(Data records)
start
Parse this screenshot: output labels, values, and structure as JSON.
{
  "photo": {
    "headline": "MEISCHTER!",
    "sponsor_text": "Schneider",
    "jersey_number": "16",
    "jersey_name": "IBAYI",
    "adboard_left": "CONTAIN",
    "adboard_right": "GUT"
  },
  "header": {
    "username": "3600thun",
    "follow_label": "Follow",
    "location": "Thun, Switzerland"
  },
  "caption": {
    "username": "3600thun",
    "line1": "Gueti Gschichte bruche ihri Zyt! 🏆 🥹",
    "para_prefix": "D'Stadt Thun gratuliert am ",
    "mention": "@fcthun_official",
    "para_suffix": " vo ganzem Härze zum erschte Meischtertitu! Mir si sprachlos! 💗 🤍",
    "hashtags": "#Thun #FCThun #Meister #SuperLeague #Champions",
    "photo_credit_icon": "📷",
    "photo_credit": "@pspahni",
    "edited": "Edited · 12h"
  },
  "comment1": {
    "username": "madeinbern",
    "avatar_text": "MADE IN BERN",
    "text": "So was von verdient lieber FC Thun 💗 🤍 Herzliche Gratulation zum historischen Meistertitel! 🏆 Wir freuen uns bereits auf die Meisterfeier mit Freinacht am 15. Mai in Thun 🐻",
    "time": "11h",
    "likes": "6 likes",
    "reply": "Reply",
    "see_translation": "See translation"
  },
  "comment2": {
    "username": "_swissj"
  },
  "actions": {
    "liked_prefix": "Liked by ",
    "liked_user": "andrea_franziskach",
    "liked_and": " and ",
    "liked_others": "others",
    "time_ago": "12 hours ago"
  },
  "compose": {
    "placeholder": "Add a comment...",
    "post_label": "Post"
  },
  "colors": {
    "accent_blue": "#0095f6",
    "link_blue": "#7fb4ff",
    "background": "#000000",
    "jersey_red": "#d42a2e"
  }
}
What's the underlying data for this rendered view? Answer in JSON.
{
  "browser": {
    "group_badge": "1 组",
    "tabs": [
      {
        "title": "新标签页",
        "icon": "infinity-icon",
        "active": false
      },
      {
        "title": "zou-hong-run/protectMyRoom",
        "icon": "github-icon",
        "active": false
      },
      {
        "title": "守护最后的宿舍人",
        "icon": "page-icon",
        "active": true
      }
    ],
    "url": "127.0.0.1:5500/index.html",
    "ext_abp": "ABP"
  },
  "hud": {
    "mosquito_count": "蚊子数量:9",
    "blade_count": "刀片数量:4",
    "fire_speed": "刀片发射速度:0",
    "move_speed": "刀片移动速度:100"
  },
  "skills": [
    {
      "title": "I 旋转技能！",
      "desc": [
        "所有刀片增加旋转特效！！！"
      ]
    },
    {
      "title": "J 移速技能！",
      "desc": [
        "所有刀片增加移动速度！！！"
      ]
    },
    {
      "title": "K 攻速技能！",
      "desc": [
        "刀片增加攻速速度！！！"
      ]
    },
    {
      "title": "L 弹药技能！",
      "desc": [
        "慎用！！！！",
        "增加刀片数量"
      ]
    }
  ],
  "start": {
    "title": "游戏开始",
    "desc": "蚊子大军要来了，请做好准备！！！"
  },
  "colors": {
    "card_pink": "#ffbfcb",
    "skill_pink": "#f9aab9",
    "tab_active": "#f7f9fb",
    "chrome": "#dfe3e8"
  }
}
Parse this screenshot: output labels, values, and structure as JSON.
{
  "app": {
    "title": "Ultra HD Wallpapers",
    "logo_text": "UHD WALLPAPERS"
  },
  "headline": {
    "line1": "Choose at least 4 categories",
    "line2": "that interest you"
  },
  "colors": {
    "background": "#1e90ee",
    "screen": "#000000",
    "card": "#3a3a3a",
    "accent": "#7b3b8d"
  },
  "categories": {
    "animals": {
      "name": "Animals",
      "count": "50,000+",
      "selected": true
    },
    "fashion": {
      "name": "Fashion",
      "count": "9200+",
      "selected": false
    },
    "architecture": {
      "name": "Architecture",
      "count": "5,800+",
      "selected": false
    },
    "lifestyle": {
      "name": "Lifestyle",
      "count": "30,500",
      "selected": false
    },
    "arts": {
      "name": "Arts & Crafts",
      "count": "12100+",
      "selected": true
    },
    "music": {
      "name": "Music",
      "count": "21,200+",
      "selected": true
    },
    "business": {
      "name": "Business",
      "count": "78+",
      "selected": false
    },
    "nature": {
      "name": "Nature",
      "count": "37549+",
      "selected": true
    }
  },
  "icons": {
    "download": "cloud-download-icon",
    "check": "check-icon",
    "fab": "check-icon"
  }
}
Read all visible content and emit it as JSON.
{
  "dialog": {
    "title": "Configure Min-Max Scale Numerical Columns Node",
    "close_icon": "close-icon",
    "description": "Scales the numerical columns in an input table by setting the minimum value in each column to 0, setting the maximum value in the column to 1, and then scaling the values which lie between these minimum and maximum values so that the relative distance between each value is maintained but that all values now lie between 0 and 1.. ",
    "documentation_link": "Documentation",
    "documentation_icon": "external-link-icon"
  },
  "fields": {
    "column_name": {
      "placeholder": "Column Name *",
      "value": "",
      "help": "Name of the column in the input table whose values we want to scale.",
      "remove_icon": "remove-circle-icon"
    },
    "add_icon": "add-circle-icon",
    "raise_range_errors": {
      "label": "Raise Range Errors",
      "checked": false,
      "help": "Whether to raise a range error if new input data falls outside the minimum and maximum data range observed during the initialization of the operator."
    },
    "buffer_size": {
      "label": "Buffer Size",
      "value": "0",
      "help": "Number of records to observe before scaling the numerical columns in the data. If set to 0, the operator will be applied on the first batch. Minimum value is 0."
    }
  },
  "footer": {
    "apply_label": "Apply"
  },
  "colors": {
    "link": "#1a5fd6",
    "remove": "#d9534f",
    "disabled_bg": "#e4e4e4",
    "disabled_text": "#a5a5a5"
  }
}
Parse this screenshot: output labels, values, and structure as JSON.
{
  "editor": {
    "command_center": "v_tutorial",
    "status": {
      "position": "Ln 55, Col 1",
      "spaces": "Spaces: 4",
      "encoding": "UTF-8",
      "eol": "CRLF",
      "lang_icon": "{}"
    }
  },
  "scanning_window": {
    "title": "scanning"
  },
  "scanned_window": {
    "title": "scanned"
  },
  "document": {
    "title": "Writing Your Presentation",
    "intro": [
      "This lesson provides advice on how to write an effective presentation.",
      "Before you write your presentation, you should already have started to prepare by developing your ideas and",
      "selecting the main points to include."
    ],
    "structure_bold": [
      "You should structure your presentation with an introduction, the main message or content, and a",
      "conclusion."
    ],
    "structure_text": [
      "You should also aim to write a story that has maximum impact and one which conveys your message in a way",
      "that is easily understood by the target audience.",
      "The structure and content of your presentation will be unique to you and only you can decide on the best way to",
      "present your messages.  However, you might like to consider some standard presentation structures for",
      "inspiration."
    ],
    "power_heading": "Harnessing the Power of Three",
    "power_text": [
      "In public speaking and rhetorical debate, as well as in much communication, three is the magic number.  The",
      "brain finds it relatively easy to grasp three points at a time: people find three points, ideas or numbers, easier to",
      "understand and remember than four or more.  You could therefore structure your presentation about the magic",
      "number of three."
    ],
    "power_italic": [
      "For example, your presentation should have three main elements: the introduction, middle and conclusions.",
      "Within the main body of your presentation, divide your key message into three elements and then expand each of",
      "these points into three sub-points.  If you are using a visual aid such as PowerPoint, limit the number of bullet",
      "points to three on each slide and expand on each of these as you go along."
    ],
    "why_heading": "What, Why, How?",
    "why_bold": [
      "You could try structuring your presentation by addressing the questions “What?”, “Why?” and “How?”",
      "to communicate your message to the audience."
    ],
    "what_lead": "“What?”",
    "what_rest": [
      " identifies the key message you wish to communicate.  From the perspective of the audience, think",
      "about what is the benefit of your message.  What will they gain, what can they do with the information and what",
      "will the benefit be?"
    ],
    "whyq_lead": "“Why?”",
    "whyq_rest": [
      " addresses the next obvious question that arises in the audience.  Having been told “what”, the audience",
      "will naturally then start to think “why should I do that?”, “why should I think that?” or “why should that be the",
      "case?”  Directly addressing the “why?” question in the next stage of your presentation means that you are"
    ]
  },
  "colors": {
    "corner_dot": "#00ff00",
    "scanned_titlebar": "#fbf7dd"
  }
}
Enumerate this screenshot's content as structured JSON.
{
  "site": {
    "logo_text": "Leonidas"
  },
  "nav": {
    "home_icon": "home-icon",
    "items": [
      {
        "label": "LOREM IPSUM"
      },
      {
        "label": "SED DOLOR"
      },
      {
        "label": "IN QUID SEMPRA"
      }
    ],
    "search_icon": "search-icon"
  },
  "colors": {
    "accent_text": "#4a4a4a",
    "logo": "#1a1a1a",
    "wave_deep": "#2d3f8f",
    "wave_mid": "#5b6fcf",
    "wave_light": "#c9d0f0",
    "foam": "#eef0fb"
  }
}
end
GOAL OF THE EXERCISE. Tally the lines in the listing that hold "input" and report the number alone.

SOLUTION. 3